TASK DIRECTIONS: Write out every record in full, exactly as written, please.

Collected data entries
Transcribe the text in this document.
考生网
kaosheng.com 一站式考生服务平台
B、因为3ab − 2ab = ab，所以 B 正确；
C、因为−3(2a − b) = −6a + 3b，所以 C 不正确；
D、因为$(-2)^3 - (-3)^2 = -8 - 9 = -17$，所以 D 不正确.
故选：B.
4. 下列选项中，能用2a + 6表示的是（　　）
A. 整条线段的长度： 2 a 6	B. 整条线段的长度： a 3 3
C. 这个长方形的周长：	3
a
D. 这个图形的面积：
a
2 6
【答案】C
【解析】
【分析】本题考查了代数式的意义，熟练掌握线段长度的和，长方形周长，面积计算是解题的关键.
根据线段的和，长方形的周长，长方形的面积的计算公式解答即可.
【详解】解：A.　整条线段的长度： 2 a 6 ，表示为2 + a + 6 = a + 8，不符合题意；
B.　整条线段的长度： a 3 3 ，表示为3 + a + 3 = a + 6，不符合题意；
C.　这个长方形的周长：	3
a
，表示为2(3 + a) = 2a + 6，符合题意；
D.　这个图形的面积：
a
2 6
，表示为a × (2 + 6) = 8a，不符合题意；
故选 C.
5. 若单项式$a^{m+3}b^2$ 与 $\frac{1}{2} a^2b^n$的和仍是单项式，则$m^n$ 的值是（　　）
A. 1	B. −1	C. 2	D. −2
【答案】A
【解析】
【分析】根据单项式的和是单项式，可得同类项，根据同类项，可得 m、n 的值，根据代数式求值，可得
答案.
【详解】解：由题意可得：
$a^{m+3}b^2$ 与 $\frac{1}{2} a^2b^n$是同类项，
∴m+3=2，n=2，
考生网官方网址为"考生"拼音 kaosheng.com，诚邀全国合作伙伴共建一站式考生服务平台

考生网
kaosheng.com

TASK OUTPUT:
Transcribe the text in this document.
考生网
kaosheng.com 一站式考生服务平台
B、因为3ab − 2ab = ab，所以 B 正确；
C、因为−3(2a − b) = −6a + 3b，所以 C 不正确；
D、因为$(-2)^3 - (-3)^2 = -8 - 9 = -17$，所以 D 不正确.
故选：B.
4. 下列选项中，能用2a + 6表示的是（　　）
A. 整条线段的长度： 2 a 6	B. 整条线段的长度： a 3 3
C. 这个长方形的周长：	3
a
D. 这个图形的面积：
a
2 6
【答案】C
【解析】
【分析】本题考查了代数式的意义，熟练掌握线段长度的和，长方形周长，面积计算是解题的关键.
根据线段的和，长方形的周长，长方形的面积的计算公式解答即可.
【详解】解：A.　整条线段的长度： 2 a 6 ，表示为2 + a + 6 = a + 8，不符合题意；
B.　整条线段的长度： a 3 3 ，表示为3 + a + 3 = a + 6，不符合题意；
C.　这个长方形的周长：	3
a
，表示为2(3 + a) = 2a + 6，符合题意；
D.　这个图形的面积：
a
2 6
，表示为a × (2 + 6) = 8a，不符合题意；
故选 C.
5. 若单项式$a^{m+3}b^2$ 与 $\frac{1}{2} a^2b^n$的和仍是单项式，则$m^n$ 的值是（　　）
A. 1	B. −1	C. 2	D. −2
【答案】A
【解析】
【分析】根据单项式的和是单项式，可得同类项，根据同类项，可得 m、n 的值，根据代数式求值，可得
答案.
【详解】解：由题意可得：
$a^{m+3}b^2$ 与 $\frac{1}{2} a^2b^n$是同类项，
∴m+3=2，n=2，
考生网官方网址为"考生"拼音 kaosheng.com，诚邀全国合作伙伴共建一站式考生服务平台

考生网
kaosheng.com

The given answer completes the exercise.